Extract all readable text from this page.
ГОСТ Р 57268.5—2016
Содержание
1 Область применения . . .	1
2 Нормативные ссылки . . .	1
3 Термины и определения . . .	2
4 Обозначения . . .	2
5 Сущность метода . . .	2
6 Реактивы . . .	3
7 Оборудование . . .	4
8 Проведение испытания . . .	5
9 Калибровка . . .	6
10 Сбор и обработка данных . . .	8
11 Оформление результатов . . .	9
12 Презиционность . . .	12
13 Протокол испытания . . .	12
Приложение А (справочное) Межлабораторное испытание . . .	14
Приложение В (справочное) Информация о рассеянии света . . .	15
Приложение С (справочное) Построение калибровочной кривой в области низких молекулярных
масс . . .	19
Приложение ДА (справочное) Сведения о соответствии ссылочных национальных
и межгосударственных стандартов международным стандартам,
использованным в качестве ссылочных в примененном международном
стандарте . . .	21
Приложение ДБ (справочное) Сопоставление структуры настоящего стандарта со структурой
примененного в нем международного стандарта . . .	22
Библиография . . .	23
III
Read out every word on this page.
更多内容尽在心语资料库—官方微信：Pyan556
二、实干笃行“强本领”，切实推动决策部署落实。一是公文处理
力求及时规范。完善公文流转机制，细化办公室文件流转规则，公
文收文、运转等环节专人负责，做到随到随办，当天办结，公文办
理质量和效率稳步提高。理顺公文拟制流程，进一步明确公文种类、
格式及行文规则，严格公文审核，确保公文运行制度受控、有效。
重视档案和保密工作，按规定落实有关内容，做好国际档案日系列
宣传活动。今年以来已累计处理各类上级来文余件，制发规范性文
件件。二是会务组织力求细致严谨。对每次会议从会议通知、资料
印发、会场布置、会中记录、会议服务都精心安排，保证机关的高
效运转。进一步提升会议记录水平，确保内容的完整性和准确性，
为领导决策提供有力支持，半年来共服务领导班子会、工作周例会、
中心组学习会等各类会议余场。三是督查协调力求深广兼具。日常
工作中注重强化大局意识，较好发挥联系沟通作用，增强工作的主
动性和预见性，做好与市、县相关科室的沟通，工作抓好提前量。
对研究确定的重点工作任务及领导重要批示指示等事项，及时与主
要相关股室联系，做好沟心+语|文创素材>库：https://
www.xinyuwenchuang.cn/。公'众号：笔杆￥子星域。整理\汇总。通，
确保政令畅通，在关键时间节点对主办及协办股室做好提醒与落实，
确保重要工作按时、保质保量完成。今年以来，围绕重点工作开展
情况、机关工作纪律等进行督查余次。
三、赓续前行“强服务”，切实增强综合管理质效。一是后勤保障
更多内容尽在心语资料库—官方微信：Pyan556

* What you are asked to do *
Extract all lines containing the word "ссылочных".

* Written answer *
Приложение ДА (справочное) Сведения о соответствии ссылочных национальных
использованным в качестве ссылочных в примененном международном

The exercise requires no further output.